GIVEN REQUEST: Show every line that has the string "ngrok" in it.

RECORDS FOR THIS TASK:
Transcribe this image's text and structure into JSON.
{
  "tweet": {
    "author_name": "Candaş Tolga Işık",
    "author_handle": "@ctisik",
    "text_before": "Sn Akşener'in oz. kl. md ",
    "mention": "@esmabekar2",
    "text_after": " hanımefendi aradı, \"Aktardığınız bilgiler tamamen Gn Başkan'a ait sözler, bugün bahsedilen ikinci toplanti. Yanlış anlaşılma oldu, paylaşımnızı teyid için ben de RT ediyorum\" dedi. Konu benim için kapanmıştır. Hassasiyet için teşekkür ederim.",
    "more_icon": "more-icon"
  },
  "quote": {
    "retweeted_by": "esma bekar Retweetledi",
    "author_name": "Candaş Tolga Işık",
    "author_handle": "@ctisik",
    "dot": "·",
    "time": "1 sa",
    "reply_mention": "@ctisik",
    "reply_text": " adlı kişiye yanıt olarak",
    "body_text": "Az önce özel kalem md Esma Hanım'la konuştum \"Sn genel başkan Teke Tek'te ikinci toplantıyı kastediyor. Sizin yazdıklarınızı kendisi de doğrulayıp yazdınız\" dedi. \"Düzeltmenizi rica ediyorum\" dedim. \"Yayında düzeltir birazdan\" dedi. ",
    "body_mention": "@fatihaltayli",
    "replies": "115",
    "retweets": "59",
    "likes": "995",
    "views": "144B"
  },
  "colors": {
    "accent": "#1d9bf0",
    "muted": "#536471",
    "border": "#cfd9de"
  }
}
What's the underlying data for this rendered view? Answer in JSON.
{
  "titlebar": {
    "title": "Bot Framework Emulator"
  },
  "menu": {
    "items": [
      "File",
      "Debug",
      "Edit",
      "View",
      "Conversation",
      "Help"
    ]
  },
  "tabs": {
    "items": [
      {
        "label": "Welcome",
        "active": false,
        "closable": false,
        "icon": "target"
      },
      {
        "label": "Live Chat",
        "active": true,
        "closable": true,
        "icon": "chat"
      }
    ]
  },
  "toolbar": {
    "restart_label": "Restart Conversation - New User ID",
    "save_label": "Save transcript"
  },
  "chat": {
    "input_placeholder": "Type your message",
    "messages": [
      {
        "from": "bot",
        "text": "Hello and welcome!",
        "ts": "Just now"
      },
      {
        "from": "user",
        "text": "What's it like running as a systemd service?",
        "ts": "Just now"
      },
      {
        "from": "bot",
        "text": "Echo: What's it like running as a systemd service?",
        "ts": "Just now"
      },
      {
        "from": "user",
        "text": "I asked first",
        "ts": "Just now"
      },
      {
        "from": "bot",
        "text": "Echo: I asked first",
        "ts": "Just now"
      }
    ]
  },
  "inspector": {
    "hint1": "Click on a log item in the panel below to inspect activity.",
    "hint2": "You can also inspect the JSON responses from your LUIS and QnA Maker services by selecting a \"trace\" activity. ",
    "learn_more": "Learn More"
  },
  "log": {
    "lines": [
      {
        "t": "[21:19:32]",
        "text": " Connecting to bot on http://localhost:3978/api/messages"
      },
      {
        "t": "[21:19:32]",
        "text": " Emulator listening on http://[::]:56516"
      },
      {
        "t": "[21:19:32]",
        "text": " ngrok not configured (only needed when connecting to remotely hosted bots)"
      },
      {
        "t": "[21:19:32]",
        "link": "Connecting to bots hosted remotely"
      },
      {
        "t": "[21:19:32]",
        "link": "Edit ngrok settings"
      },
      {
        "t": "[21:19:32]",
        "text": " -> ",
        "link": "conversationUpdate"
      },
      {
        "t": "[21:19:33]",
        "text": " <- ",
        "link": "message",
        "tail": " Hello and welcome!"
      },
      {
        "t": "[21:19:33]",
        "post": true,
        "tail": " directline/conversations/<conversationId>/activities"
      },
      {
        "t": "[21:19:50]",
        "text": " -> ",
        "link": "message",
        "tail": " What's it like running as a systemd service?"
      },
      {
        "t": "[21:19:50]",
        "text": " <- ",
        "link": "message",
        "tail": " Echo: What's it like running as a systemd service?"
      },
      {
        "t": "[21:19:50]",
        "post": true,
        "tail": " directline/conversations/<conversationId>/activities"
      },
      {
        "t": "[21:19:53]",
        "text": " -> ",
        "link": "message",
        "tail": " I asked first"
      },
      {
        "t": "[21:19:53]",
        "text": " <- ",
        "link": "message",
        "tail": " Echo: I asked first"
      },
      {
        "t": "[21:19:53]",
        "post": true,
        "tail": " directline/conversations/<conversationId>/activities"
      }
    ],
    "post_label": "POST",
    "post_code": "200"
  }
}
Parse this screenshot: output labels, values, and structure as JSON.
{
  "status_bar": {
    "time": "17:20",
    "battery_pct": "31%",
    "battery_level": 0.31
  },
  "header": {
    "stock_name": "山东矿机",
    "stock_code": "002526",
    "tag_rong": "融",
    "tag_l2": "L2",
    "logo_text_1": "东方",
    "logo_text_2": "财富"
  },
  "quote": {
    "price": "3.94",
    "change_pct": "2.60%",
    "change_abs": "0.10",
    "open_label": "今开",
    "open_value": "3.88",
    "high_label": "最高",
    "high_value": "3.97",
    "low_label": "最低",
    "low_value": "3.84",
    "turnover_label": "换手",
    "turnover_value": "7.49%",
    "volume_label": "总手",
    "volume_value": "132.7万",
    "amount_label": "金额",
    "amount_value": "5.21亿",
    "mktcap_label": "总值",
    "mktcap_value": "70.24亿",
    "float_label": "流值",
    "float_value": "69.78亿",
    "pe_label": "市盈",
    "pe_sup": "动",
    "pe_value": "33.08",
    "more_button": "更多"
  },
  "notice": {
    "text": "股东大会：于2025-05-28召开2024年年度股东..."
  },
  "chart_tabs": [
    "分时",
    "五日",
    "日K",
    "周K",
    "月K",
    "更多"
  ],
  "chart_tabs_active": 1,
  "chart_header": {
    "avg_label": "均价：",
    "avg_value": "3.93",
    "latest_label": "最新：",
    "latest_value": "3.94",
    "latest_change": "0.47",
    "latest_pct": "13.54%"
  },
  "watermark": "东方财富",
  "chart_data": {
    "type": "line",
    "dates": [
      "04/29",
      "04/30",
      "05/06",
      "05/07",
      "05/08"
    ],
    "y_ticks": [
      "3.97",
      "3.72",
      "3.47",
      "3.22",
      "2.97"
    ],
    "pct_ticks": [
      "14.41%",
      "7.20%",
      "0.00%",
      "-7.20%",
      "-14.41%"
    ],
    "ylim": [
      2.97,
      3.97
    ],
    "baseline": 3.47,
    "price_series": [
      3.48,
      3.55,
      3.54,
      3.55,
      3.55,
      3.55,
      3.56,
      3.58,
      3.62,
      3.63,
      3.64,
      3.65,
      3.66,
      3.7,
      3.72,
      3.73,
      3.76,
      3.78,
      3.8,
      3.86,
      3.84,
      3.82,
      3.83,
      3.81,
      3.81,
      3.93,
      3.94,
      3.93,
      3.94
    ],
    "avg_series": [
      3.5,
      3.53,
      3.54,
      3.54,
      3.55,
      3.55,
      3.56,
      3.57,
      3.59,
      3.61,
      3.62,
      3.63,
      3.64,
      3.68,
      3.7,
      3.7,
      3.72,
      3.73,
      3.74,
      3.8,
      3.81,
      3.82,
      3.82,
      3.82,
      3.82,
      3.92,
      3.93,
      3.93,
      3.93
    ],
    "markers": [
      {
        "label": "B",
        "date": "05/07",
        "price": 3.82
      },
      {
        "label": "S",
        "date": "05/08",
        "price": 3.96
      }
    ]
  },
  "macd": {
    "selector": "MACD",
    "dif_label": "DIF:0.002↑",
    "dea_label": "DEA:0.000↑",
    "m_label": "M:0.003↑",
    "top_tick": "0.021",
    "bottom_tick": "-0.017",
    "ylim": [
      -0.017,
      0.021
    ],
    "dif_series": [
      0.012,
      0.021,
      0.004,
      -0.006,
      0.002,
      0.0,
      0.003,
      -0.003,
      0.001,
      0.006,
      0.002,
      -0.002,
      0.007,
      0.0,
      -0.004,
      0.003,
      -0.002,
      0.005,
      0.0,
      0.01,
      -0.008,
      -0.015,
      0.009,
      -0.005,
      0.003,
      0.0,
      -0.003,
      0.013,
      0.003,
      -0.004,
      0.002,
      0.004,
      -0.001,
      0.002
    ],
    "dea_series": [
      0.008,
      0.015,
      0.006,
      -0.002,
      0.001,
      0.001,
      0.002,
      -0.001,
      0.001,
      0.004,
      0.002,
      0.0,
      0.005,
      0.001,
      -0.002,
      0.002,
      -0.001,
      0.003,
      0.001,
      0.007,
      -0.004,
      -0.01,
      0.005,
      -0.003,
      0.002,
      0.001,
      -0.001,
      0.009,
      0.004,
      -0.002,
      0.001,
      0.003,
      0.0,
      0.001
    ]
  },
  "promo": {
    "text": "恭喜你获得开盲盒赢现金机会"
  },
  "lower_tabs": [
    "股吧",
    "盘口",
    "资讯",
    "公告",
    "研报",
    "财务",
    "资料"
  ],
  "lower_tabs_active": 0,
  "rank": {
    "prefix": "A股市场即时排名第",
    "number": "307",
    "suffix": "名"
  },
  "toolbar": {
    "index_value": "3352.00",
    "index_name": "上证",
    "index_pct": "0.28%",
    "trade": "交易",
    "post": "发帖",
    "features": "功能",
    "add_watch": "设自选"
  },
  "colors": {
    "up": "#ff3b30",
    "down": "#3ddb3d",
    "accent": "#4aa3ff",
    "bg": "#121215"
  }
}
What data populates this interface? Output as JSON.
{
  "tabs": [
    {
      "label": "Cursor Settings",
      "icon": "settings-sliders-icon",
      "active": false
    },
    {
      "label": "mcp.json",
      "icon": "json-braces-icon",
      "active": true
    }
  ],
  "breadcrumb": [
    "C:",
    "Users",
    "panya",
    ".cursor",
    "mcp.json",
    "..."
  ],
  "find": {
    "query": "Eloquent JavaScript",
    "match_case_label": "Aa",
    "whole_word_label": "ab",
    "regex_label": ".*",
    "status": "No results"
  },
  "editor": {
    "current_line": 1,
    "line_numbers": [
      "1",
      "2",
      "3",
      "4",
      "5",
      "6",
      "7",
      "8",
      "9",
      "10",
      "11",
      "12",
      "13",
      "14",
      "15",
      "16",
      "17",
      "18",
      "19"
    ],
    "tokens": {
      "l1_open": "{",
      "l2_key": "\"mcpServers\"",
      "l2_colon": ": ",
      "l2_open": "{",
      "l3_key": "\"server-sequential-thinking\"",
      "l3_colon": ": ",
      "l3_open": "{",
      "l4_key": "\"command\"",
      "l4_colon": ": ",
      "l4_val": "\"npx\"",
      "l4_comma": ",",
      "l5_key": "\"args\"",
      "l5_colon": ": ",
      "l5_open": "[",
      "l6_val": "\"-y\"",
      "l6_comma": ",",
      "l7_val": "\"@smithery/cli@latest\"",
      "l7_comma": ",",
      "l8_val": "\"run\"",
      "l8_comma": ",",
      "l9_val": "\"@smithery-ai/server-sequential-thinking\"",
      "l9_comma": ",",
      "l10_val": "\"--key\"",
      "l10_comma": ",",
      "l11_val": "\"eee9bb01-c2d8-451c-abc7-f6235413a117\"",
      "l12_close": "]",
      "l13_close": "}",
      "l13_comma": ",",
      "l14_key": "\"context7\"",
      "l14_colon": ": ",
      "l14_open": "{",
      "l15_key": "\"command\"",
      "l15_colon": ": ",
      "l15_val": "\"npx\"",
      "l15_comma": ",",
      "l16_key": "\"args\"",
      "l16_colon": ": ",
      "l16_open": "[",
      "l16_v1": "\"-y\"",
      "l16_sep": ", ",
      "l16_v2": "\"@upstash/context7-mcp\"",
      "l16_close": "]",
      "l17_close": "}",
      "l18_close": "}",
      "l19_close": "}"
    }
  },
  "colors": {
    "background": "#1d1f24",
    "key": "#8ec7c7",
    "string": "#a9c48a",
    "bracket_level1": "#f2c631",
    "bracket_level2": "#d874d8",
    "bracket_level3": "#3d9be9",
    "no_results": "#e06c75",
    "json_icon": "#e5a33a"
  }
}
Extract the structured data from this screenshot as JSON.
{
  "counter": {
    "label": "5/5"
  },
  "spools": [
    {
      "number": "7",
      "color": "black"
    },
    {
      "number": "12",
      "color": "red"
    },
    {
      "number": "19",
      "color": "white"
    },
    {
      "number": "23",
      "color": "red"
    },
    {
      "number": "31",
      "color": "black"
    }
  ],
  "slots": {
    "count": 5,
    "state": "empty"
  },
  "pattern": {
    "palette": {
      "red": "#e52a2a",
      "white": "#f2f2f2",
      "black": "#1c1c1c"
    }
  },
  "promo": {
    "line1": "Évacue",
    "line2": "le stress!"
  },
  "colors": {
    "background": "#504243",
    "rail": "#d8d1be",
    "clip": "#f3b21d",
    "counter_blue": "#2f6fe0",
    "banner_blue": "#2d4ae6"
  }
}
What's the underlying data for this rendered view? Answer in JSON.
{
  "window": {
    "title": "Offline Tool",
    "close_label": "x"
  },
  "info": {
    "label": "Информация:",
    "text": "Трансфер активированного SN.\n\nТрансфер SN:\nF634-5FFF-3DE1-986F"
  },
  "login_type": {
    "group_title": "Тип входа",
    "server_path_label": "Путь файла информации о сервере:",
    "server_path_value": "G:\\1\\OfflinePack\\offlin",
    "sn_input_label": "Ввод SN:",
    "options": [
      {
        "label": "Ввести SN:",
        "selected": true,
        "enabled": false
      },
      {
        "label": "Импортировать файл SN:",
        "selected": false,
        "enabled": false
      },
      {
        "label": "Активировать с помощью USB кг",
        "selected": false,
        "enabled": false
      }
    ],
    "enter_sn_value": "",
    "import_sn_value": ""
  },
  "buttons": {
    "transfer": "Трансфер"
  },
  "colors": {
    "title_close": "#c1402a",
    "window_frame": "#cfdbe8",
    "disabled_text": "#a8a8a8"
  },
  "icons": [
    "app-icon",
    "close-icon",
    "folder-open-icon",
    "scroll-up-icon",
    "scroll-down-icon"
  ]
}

ANSWER TO THE TASK:
        "text": " ngrok not configured (only needed when connecting to remotely hosted bots)"
        "link": "Edit ngrok settings"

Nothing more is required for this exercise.